> [DIRECTIONS]
In the listing below, locate the lines bearing the word "code". Copy every one of them.

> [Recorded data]
......

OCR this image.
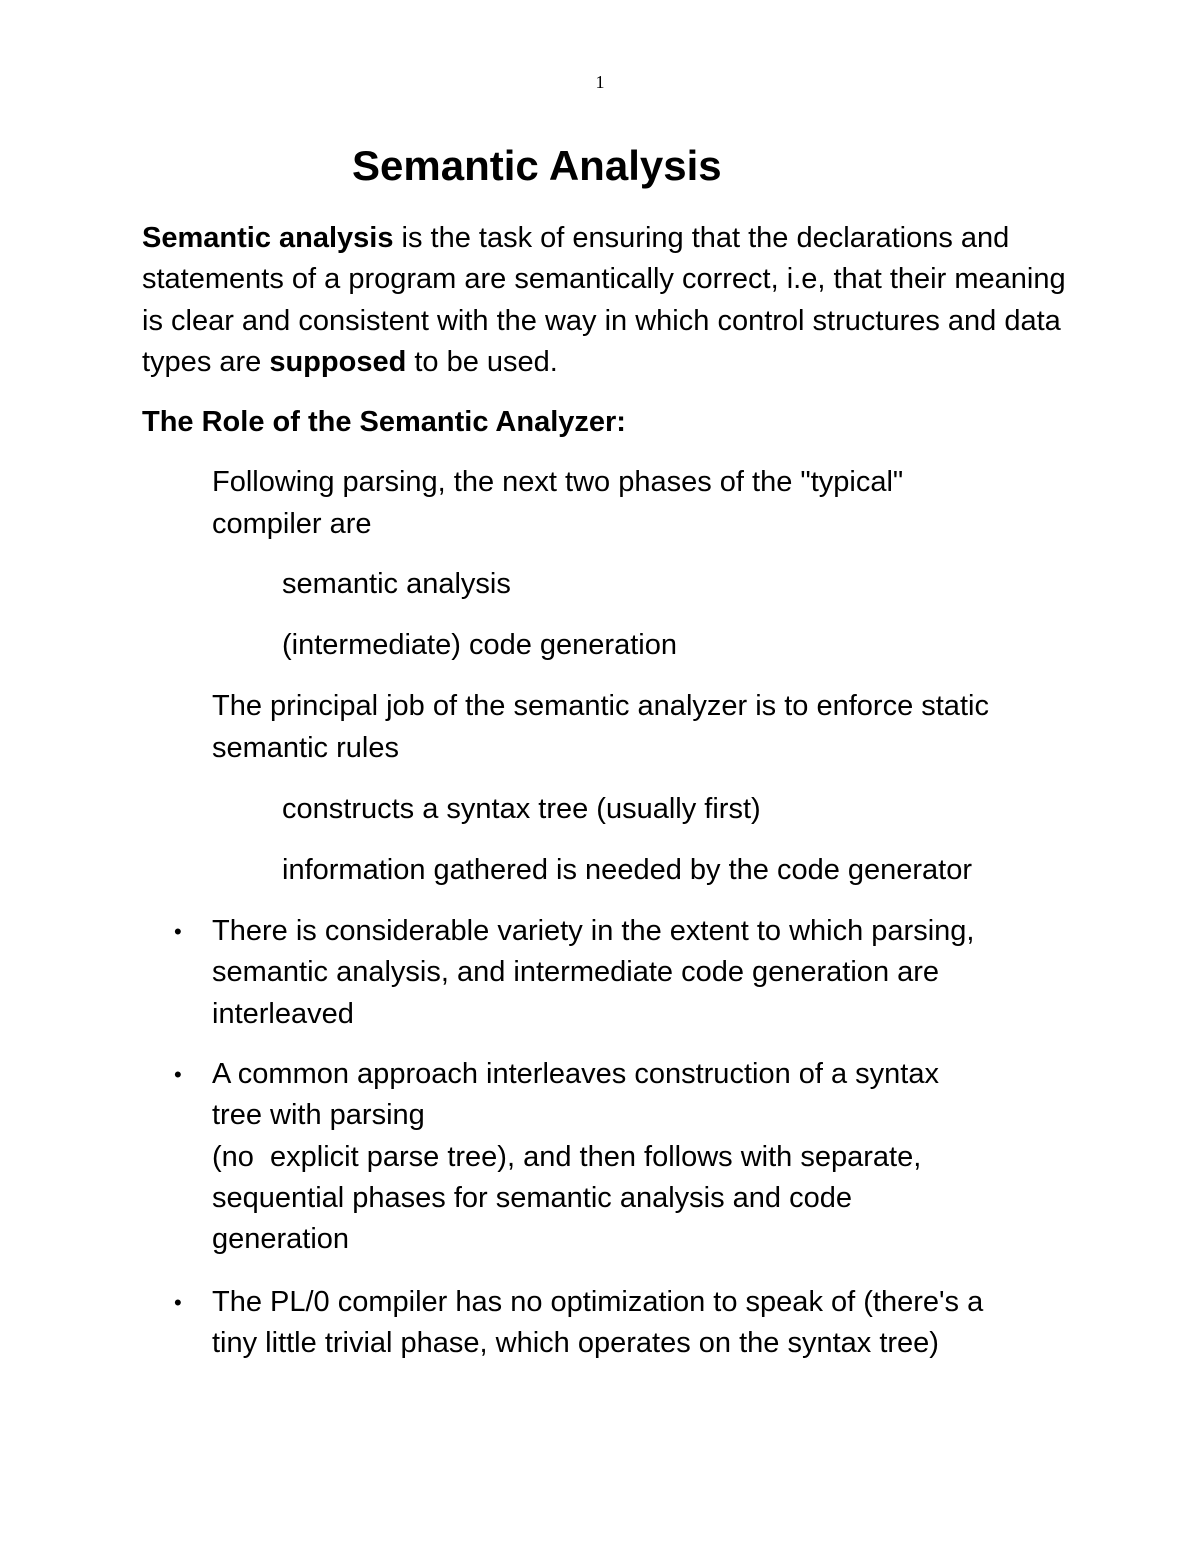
1
Semantic Analysis

Semantic analysis is the task of ensuring that the declarations and statements of a program are semantically correct, i.e, that their meaning is clear and consistent with the way in which control structures and data types are supposed to be used.

The Role of the Semantic Analyzer:
Following parsing, the next two phases of the "typical"
compiler are
semantic analysis
(intermediate) code generation
The principal job of the semantic analyzer is to enforce static
semantic rules
constructs a syntax tree (usually first)
information gathered is needed by the code generator
• There is considerable variety in the extent to which parsing,
semantic analysis, and intermediate code generation are
interleaved
• A common approach interleaves construction of a syntax
tree with parsing
(no  explicit parse tree), and then follows with separate,
sequential phases for semantic analysis and code
generation
• The PL/0 compiler has no optimization to speak of (there's a
tiny little trivial phase, which operates on the syntax tree)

......

> [RESPONSE]
(intermediate) code generation
information gathered is needed by the code generator
semantic analysis, and intermediate code generation are
sequential phases for semantic analysis and code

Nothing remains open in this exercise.